TASK DESCRIPTION: Copy all lines below exactly as written. Leave pictures out.

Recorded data
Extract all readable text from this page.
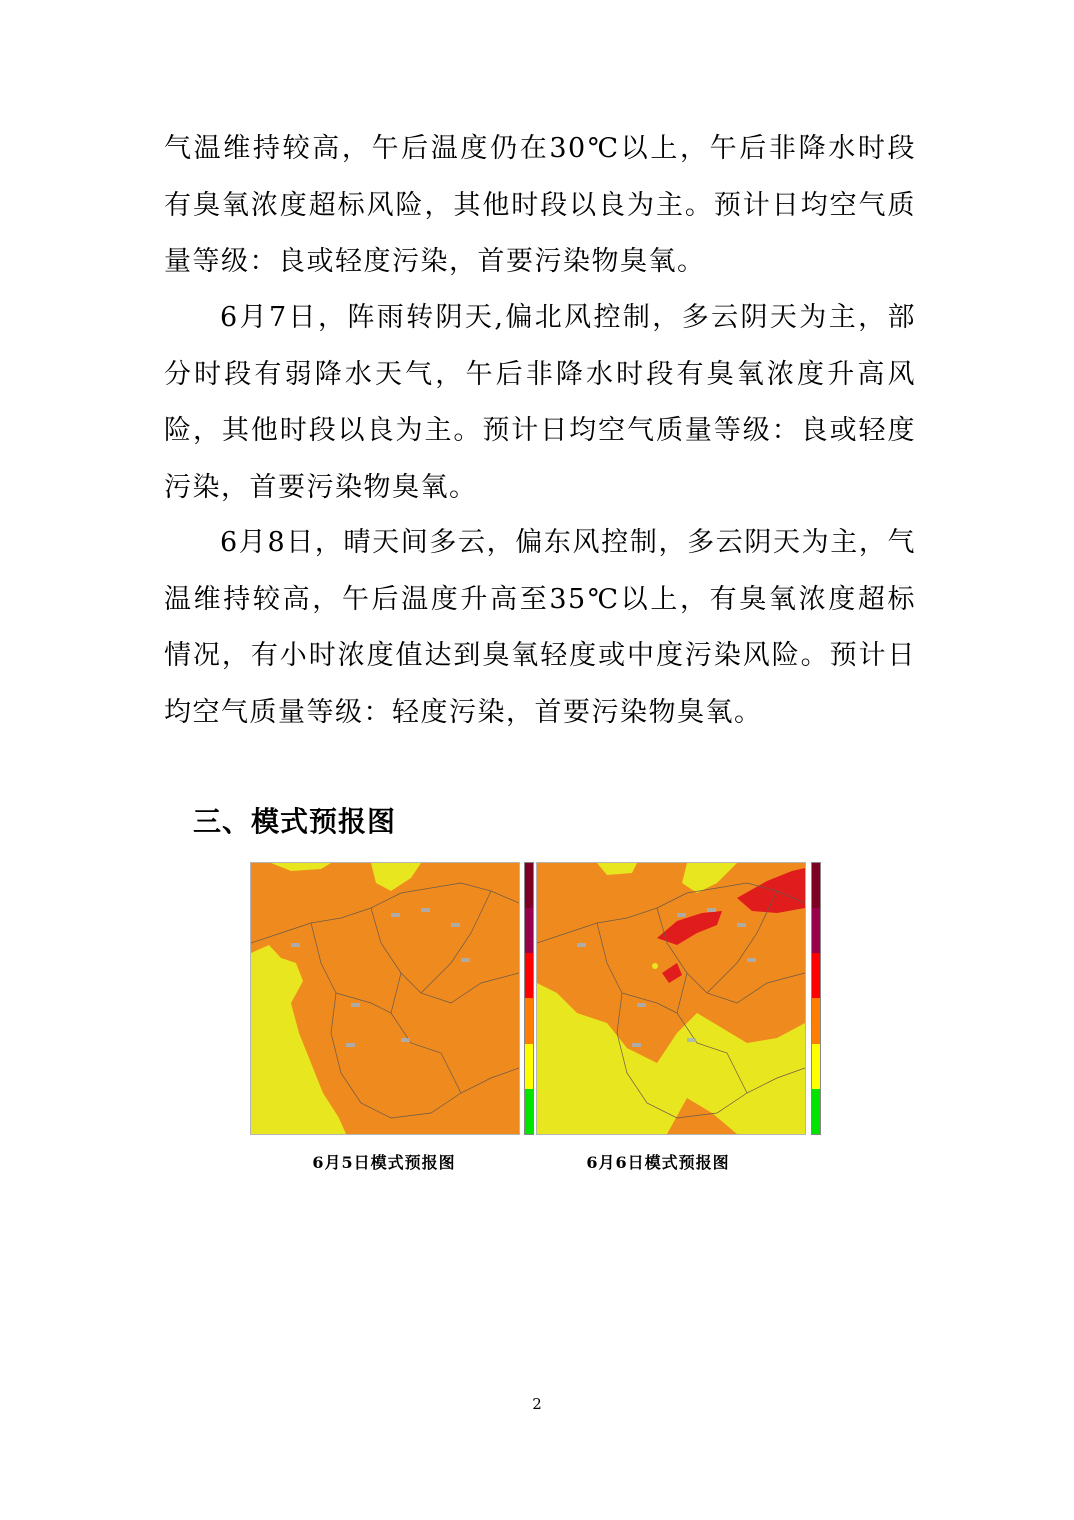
气温维持较高，午后温度仍在30℃以上，午后非降水时段有臭氧浓度超标风险，其他时段以良为主。预计日均空气质量等级：良或轻度污染，首要污染物臭氧。

6月7日，阵雨转阴天,偏北风控制，多云阴天为主，部分时段有弱降水天气，午后非降水时段有臭氧浓度升高风险，其他时段以良为主。预计日均空气质量等级：良或轻度污染，首要污染物臭氧。

6月8日，晴天间多云，偏东风控制，多云阴天为主，气温维持较高，午后温度升高至35℃以上，有臭氧浓度超标情况，有小时浓度值达到臭氧轻度或中度污染风险。预计日均空气质量等级：轻度污染，首要污染物臭氧。

三、模式预报图
6月5日模式预报图	6月6日模式预报图
2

ANSWER TO THE TASK:
Extract all readable text from this page.
气温维持较高，午后温度仍在30℃以上，午后非降水时段有臭氧浓度超标风险，其他时段以良为主。预计日均空气质量等级：良或轻度污染，首要污染物臭氧。

6月7日，阵雨转阴天,偏北风控制，多云阴天为主，部分时段有弱降水天气，午后非降水时段有臭氧浓度升高风险，其他时段以良为主。预计日均空气质量等级：良或轻度污染，首要污染物臭氧。

6月8日，晴天间多云，偏东风控制，多云阴天为主，气温维持较高，午后温度升高至35℃以上，有臭氧浓度超标情况，有小时浓度值达到臭氧轻度或中度污染风险。预计日均空气质量等级：轻度污染，首要污染物臭氧。

三、模式预报图
6月5日模式预报图	6月6日模式预报图
2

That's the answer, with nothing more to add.